■ **Stated problem**: Exactly reproduce the lines from the line containing "Give me the" to the end of the data below, inclusive, and nothing else.

■ **Given data**:
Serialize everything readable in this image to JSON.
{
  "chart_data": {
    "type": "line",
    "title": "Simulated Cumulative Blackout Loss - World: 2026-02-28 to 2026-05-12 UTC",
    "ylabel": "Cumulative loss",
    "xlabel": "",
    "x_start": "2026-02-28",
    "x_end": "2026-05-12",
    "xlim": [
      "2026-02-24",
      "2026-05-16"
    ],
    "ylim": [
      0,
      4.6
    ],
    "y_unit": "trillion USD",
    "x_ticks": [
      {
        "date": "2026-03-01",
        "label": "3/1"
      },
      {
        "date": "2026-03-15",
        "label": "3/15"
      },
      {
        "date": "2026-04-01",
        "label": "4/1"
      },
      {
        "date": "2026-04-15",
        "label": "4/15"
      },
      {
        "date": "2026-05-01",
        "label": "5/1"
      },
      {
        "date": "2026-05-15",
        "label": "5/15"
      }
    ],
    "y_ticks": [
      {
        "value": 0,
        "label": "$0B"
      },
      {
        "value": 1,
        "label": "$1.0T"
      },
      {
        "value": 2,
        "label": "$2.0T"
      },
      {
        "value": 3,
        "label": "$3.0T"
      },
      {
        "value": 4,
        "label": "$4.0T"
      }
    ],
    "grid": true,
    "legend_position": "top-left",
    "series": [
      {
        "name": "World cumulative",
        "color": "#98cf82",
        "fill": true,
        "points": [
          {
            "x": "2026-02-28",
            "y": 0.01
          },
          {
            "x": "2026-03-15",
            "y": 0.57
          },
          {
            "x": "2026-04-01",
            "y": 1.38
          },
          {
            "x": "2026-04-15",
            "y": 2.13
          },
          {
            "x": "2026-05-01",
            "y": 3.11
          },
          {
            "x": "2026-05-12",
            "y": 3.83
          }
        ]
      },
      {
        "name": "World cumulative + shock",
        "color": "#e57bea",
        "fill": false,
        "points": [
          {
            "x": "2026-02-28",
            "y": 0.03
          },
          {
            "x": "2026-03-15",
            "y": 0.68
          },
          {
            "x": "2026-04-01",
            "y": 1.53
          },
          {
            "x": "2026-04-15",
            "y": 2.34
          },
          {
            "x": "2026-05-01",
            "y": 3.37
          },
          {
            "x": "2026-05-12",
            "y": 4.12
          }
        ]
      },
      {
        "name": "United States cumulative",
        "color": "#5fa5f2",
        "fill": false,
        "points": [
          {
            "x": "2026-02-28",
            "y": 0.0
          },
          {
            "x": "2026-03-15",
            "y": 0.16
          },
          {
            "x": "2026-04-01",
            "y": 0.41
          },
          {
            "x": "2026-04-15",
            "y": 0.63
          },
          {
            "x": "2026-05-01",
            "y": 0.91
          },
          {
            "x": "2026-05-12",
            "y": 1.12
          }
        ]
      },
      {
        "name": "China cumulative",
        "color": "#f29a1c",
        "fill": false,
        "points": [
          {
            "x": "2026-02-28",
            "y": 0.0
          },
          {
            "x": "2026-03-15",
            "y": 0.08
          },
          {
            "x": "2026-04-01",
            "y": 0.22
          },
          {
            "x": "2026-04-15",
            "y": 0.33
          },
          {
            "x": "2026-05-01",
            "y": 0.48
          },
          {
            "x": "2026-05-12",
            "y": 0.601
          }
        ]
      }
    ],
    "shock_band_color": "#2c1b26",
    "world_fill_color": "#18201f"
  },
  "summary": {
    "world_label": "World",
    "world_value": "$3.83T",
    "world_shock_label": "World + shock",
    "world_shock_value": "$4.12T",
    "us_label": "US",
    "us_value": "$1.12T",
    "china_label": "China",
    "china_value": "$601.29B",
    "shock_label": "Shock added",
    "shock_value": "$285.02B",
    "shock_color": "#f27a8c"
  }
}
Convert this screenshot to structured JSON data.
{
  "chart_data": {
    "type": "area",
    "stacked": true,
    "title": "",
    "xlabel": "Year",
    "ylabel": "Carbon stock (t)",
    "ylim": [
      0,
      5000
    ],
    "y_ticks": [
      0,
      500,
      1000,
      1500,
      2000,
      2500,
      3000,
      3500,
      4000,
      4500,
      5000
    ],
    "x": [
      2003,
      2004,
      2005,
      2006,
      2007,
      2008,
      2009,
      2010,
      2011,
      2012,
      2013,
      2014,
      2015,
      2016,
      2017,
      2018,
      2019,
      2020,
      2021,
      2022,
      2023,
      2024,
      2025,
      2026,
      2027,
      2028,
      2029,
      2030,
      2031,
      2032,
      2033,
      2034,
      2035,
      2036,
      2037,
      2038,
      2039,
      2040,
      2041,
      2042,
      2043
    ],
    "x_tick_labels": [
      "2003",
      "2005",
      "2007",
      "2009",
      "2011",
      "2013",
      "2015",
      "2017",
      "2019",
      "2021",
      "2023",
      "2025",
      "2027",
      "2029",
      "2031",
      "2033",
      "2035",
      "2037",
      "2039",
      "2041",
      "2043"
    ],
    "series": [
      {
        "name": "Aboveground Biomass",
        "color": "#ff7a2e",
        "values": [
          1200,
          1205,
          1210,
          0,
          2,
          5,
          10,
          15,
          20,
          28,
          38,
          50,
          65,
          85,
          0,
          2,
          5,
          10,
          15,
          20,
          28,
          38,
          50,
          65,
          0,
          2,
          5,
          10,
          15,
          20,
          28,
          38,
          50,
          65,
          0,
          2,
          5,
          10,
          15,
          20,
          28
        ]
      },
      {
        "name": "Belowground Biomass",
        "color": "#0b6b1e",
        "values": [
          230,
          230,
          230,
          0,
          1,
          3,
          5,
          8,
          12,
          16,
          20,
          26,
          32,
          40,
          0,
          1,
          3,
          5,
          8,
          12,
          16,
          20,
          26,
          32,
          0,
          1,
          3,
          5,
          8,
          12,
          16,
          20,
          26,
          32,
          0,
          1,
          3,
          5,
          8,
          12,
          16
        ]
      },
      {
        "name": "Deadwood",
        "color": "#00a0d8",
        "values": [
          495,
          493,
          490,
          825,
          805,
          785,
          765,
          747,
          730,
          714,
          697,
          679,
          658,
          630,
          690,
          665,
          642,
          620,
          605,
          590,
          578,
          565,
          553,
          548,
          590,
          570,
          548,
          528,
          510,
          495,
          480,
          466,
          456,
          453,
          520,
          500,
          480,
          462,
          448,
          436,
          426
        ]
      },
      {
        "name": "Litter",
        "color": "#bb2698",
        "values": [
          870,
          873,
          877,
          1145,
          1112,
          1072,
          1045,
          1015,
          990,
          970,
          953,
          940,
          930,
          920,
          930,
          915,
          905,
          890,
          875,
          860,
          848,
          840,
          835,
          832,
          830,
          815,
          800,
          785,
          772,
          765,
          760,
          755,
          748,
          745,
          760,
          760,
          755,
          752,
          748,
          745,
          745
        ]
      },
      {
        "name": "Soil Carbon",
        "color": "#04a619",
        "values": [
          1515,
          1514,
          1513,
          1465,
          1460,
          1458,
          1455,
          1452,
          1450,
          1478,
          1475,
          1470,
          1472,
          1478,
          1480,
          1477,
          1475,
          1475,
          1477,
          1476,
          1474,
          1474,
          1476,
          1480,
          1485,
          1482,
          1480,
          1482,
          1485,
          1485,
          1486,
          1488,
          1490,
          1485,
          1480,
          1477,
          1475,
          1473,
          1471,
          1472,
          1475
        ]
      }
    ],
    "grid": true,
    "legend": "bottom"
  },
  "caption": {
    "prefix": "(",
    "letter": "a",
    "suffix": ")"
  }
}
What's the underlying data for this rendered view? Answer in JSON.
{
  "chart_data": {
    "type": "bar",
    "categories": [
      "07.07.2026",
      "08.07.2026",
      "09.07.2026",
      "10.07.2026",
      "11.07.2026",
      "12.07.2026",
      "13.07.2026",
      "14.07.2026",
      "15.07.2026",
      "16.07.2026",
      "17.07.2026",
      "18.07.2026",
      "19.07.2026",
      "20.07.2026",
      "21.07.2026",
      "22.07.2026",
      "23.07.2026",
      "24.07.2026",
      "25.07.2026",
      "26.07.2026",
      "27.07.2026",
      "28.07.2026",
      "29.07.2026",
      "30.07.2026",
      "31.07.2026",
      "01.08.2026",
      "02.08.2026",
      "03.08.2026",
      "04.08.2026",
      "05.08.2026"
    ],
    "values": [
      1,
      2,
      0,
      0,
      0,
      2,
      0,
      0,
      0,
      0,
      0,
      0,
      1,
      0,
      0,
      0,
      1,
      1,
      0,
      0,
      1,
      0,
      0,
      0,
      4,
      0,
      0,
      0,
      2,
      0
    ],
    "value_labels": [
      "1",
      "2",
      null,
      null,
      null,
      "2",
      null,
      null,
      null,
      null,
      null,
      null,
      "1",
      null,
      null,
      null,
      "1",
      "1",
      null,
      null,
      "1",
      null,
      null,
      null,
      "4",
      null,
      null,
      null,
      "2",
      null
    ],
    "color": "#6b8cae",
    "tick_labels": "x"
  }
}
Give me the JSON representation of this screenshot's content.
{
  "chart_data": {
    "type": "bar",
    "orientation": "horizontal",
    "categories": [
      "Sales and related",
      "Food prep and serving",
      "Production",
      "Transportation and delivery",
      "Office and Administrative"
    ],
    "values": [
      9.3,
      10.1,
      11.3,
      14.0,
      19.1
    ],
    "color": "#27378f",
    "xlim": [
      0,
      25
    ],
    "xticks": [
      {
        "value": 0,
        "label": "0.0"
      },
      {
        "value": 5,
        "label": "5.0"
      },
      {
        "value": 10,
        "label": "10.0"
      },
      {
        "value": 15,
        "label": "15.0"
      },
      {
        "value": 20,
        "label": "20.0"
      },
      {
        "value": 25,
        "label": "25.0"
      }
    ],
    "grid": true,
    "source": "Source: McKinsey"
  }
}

■ **Result**:
Give me the JSON representation of this screenshot's content.
{
  "chart_data": {
    "type": "bar",
    "orientation": "horizontal",
    "categories": [
      "Sales and related",
      "Food prep and serving",
      "Production",
      "Transportation and delivery",
      "Office and Administrative"
    ],
    "values": [
      9.3,
      10.1,
      11.3,
      14.0,
      19.1
    ],
    "color": "#27378f",
    "xlim": [
      0,
      25
    ],
    "xticks": [
      {
        "value": 0,
        "label": "0.0"
      },
      {
        "value": 5,
        "label": "5.0"
      },
      {
        "value": 10,
        "label": "10.0"
      },
      {
        "value": 15,
        "label": "15.0"
      },
      {
        "value": 20,
        "label": "20.0"
      },
      {
        "value": 25,
        "label": "25.0"
      }
    ],
    "grid": true,
    "source": "Source: McKinsey"
  }
}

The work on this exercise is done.